# Start of SOURCE MATERIAL
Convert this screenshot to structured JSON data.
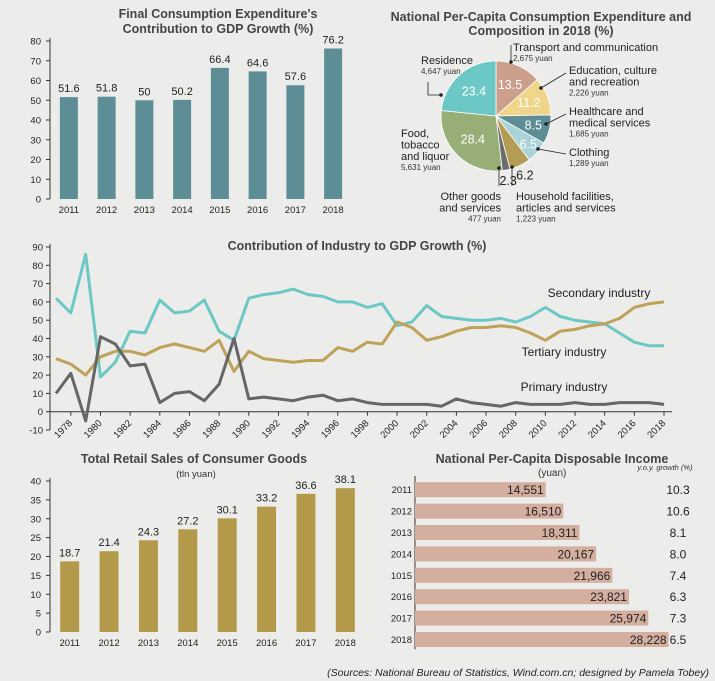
{
  "sources": {
    "prefix": "(Sources: ",
    "name1": "National Bureau of Statistics",
    "sep": ", ",
    "name2": "Wind.com.cn",
    "suffix": "; designed by Pamela Tobey)"
  },
  "colors": {
    "teal": "#5d8e96",
    "gold": "#b29a4a",
    "secondary": "#6cc8c4",
    "tertiary": "#bfa259",
    "primary": "#666666",
    "bar": "#d4ae9f"
  },
  "chart_data": [
    {
      "id": "fce",
      "type": "bar",
      "title": [
        "Final Consumption Expenditure's",
        "Contribution to GDP Growth (%)"
      ],
      "categories": [
        "2011",
        "2012",
        "2013",
        "2014",
        "2015",
        "2016",
        "2017",
        "2018"
      ],
      "values": [
        51.6,
        51.8,
        50,
        50.2,
        66.4,
        64.6,
        57.6,
        76.2
      ],
      "value_labels": [
        "51.6",
        "51.8",
        "50",
        "50.2",
        "66.4",
        "64.6",
        "57.6",
        "76.2"
      ],
      "ylim": [
        0,
        80
      ],
      "yticks": [
        0,
        10,
        20,
        30,
        40,
        50,
        60,
        70,
        80
      ]
    },
    {
      "id": "pie",
      "type": "pie",
      "title": [
        "National Per-Capita Consumption Expenditure and",
        "Composition in 2018 (%)"
      ],
      "slices": [
        {
          "pct": 13.5,
          "label": "13.5",
          "name": [
            "Transport and communication"
          ],
          "value": "2,675 yuan",
          "color": "#cc9e8c"
        },
        {
          "pct": 11.2,
          "label": "11.2",
          "name": [
            "Education, culture",
            "and recreation"
          ],
          "value": "2,226 yuan",
          "color": "#f1d58a"
        },
        {
          "pct": 8.5,
          "label": "8.5",
          "name": [
            "Healthcare and",
            "medical services"
          ],
          "value": "1,685 yuan",
          "color": "#5f8d95"
        },
        {
          "pct": 6.5,
          "label": "6.5",
          "name": [
            "Clothing"
          ],
          "value": "1,289 yuan",
          "color": "#a9d3d6"
        },
        {
          "pct": 6.2,
          "label": "6.2",
          "name": [
            "Household facilities,",
            "articles and services"
          ],
          "value": "1,223 yuan",
          "color": "#b59c55"
        },
        {
          "pct": 2.3,
          "label": "2.3",
          "name": [
            "Other goods",
            "and services"
          ],
          "value": "477 yuan",
          "color": "#6d6d6d"
        },
        {
          "pct": 28.4,
          "label": "28.4",
          "name": [
            "Food,",
            "tobacco",
            "and liquor"
          ],
          "value": "5,631 yuan",
          "color": "#97ae77"
        },
        {
          "pct": 23.4,
          "label": "23.4",
          "name": [
            "Residence"
          ],
          "value": "4,647 yuan",
          "color": "#6cc8c4"
        }
      ]
    },
    {
      "id": "industry",
      "type": "line",
      "title": "Contribution of Industry to GDP Growth (%)",
      "x": [
        1977,
        1978,
        1979,
        1980,
        1981,
        1982,
        1983,
        1984,
        1985,
        1986,
        1987,
        1988,
        1989,
        1990,
        1991,
        1992,
        1993,
        1994,
        1995,
        1996,
        1997,
        1998,
        1999,
        2000,
        2001,
        2002,
        2003,
        2004,
        2005,
        2006,
        2007,
        2008,
        2009,
        2010,
        2011,
        2012,
        2013,
        2014,
        2015,
        2016,
        2017,
        2018
      ],
      "xticks": [
        1978,
        1980,
        1982,
        1984,
        1986,
        1988,
        1990,
        1992,
        1994,
        1996,
        1998,
        2000,
        2002,
        2004,
        2006,
        2008,
        2010,
        2012,
        2014,
        2016,
        2018
      ],
      "ylim": [
        -10,
        90
      ],
      "yticks": [
        -10,
        0,
        10,
        20,
        30,
        40,
        50,
        60,
        70,
        80,
        90
      ],
      "series": [
        {
          "name": "Secondary industry",
          "color": "#6cc8c4",
          "values": [
            62,
            54,
            86,
            19,
            27,
            44,
            43,
            61,
            54,
            55,
            61,
            44,
            39,
            62,
            64,
            65,
            67,
            64,
            63,
            60,
            60,
            57,
            59,
            47,
            49,
            58,
            52,
            51,
            50,
            50,
            51,
            49,
            52,
            57,
            52,
            50,
            49,
            48,
            43,
            38,
            36,
            36
          ]
        },
        {
          "name": "Tertiary industry",
          "color": "#bfa259",
          "values": [
            29,
            26,
            20,
            30,
            33,
            33,
            31,
            35,
            37,
            35,
            33,
            39,
            22,
            33,
            29,
            28,
            27,
            28,
            28,
            35,
            33,
            38,
            37,
            49,
            46,
            39,
            41,
            44,
            46,
            46,
            47,
            46,
            43,
            39,
            44,
            45,
            47,
            48,
            51,
            57,
            59,
            60
          ]
        },
        {
          "name": "Primary industry",
          "color": "#666666",
          "values": [
            10,
            21,
            -5,
            41,
            37,
            25,
            26,
            5,
            10,
            11,
            6,
            15,
            40,
            7,
            8,
            7,
            6,
            8,
            9,
            6,
            7,
            5,
            4,
            4,
            4,
            4,
            3,
            7,
            5,
            4,
            3,
            5,
            4,
            4,
            4,
            5,
            4,
            4,
            5,
            5,
            5,
            4
          ]
        }
      ]
    },
    {
      "id": "retail",
      "type": "bar",
      "title": "Total Retail Sales of Consumer Goods",
      "subtitle": "(tln yuan)",
      "categories": [
        "2011",
        "2012",
        "2013",
        "2014",
        "2015",
        "2016",
        "2017",
        "2018"
      ],
      "values": [
        18.7,
        21.4,
        24.3,
        27.2,
        30.1,
        33.2,
        36.6,
        38.1
      ],
      "value_labels": [
        "18.7",
        "21.4",
        "24.3",
        "27.2",
        "30.1",
        "33.2",
        "36.6",
        "38.1"
      ],
      "ylim": [
        0,
        40
      ],
      "yticks": [
        0,
        5,
        10,
        15,
        20,
        25,
        30,
        35,
        40
      ]
    },
    {
      "id": "income",
      "type": "bar",
      "title": "National Per-Capita Disposable Income",
      "unit": "(yuan)",
      "growth_header": "y.o.y. growth (%)",
      "categories": [
        "2011",
        "2012",
        "2013",
        "2014",
        "1015",
        "2016",
        "2017",
        "2018"
      ],
      "values": [
        14551,
        16510,
        18311,
        20167,
        21966,
        23821,
        25974,
        28228
      ],
      "value_labels": [
        "14,551",
        "16,510",
        "18,311",
        "20,167",
        "21,966",
        "23,821",
        "25,974",
        "28,228"
      ],
      "growth": [
        "10.3",
        "10.6",
        "8.1",
        "8.0",
        "7.4",
        "6.3",
        "7.3",
        "6.5"
      ],
      "xlim": [
        0,
        29500
      ]
    }
  ]
}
# End of SOURCE MATERIAL
** WHAT YOU NEED TO DO **
Reproduce all entries without any change, and omit the pictures.

** WORKED ANSWER **
Convert this screenshot to structured JSON data.
{
  "sources": {
    "prefix": "(Sources: ",
    "name1": "National Bureau of Statistics",
    "sep": ", ",
    "name2": "Wind.com.cn",
    "suffix": "; designed by Pamela Tobey)"
  },
  "colors": {
    "teal": "#5d8e96",
    "gold": "#b29a4a",
    "secondary": "#6cc8c4",
    "tertiary": "#bfa259",
    "primary": "#666666",
    "bar": "#d4ae9f"
  },
  "chart_data": [
    {
      "id": "fce",
      "type": "bar",
      "title": [
        "Final Consumption Expenditure's",
        "Contribution to GDP Growth (%)"
      ],
      "categories": [
        "2011",
        "2012",
        "2013",
        "2014",
        "2015",
        "2016",
        "2017",
        "2018"
      ],
      "values": [
        51.6,
        51.8,
        50,
        50.2,
        66.4,
        64.6,
        57.6,
        76.2
      ],
      "value_labels": [
        "51.6",
        "51.8",
        "50",
        "50.2",
        "66.4",
        "64.6",
        "57.6",
        "76.2"
      ],
      "ylim": [
        0,
        80
      ],
      "yticks": [
        0,
        10,
        20,
        30,
        40,
        50,
        60,
        70,
        80
      ]
    },
    {
      "id": "pie",
      "type": "pie",
      "title": [
        "National Per-Capita Consumption Expenditure and",
        "Composition in 2018 (%)"
      ],
      "slices": [
        {
          "pct": 13.5,
          "label": "13.5",
          "name": [
            "Transport and communication"
          ],
          "value": "2,675 yuan",
          "color": "#cc9e8c"
        },
        {
          "pct": 11.2,
          "label": "11.2",
          "name": [
            "Education, culture",
            "and recreation"
          ],
          "value": "2,226 yuan",
          "color": "#f1d58a"
        },
        {
          "pct": 8.5,
          "label": "8.5",
          "name": [
            "Healthcare and",
            "medical services"
          ],
          "value": "1,685 yuan",
          "color": "#5f8d95"
        },
        {
          "pct": 6.5,
          "label": "6.5",
          "name": [
            "Clothing"
          ],
          "value": "1,289 yuan",
          "color": "#a9d3d6"
        },
        {
          "pct": 6.2,
          "label": "6.2",
          "name": [
            "Household facilities,",
            "articles and services"
          ],
          "value": "1,223 yuan",
          "color": "#b59c55"
        },
        {
          "pct": 2.3,
          "label": "2.3",
          "name": [
            "Other goods",
            "and services"
          ],
          "value": "477 yuan",
          "color": "#6d6d6d"
        },
        {
          "pct": 28.4,
          "label": "28.4",
          "name": [
            "Food,",
            "tobacco",
            "and liquor"
          ],
          "value": "5,631 yuan",
          "color": "#97ae77"
        },
        {
          "pct": 23.4,
          "label": "23.4",
          "name": [
            "Residence"
          ],
          "value": "4,647 yuan",
          "color": "#6cc8c4"
        }
      ]
    },
    {
      "id": "industry",
      "type": "line",
      "title": "Contribution of Industry to GDP Growth (%)",
      "x": [
        1977,
        1978,
        1979,
        1980,
        1981,
        1982,
        1983,
        1984,
        1985,
        1986,
        1987,
        1988,
        1989,
        1990,
        1991,
        1992,
        1993,
        1994,
        1995,
        1996,
        1997,
        1998,
        1999,
        2000,
        2001,
        2002,
        2003,
        2004,
        2005,
        2006,
        2007,
        2008,
        2009,
        2010,
        2011,
        2012,
        2013,
        2014,
        2015,
        2016,
        2017,
        2018
      ],
      "xticks": [
        1978,
        1980,
        1982,
        1984,
        1986,
        1988,
        1990,
        1992,
        1994,
        1996,
        1998,
        2000,
        2002,
        2004,
        2006,
        2008,
        2010,
        2012,
        2014,
        2016,
        2018
      ],
      "ylim": [
        -10,
        90
      ],
      "yticks": [
        -10,
        0,
        10,
        20,
        30,
        40,
        50,
        60,
        70,
        80,
        90
      ],
      "series": [
        {
          "name": "Secondary industry",
          "color": "#6cc8c4",
          "values": [
            62,
            54,
            86,
            19,
            27,
            44,
            43,
            61,
            54,
            55,
            61,
            44,
            39,
            62,
            64,
            65,
            67,
            64,
            63,
            60,
            60,
            57,
            59,
            47,
            49,
            58,
            52,
            51,
            50,
            50,
            51,
            49,
            52,
            57,
            52,
            50,
            49,
            48,
            43,
            38,
            36,
            36
          ]
        },
        {
          "name": "Tertiary industry",
          "color": "#bfa259",
          "values": [
            29,
            26,
            20,
            30,
            33,
            33,
            31,
            35,
            37,
            35,
            33,
            39,
            22,
            33,
            29,
            28,
            27,
            28,
            28,
            35,
            33,
            38,
            37,
            49,
            46,
            39,
            41,
            44,
            46,
            46,
            47,
            46,
            43,
            39,
            44,
            45,
            47,
            48,
            51,
            57,
            59,
            60
          ]
        },
        {
          "name": "Primary industry",
          "color": "#666666",
          "values": [
            10,
            21,
            -5,
            41,
            37,
            25,
            26,
            5,
            10,
            11,
            6,
            15,
            40,
            7,
            8,
            7,
            6,
            8,
            9,
            6,
            7,
            5,
            4,
            4,
            4,
            4,
            3,
            7,
            5,
            4,
            3,
            5,
            4,
            4,
            4,
            5,
            4,
            4,
            5,
            5,
            5,
            4
          ]
        }
      ]
    },
    {
      "id": "retail",
      "type": "bar",
      "title": "Total Retail Sales of Consumer Goods",
      "subtitle": "(tln yuan)",
      "categories": [
        "2011",
        "2012",
        "2013",
        "2014",
        "2015",
        "2016",
        "2017",
        "2018"
      ],
      "values": [
        18.7,
        21.4,
        24.3,
        27.2,
        30.1,
        33.2,
        36.6,
        38.1
      ],
      "value_labels": [
        "18.7",
        "21.4",
        "24.3",
        "27.2",
        "30.1",
        "33.2",
        "36.6",
        "38.1"
      ],
      "ylim": [
        0,
        40
      ],
      "yticks": [
        0,
        5,
        10,
        15,
        20,
        25,
        30,
        35,
        40
      ]
    },
    {
      "id": "income",
      "type": "bar",
      "title": "National Per-Capita Disposable Income",
      "unit": "(yuan)",
      "growth_header": "y.o.y. growth (%)",
      "categories": [
        "2011",
        "2012",
        "2013",
        "2014",
        "1015",
        "2016",
        "2017",
        "2018"
      ],
      "values": [
        14551,
        16510,
        18311,
        20167,
        21966,
        23821,
        25974,
        28228
      ],
      "value_labels": [
        "14,551",
        "16,510",
        "18,311",
        "20,167",
        "21,966",
        "23,821",
        "25,974",
        "28,228"
      ],
      "growth": [
        "10.3",
        "10.6",
        "8.1",
        "8.0",
        "7.4",
        "6.3",
        "7.3",
        "6.5"
      ],
      "xlim": [
        0,
        29500
      ]
    }
  ]
}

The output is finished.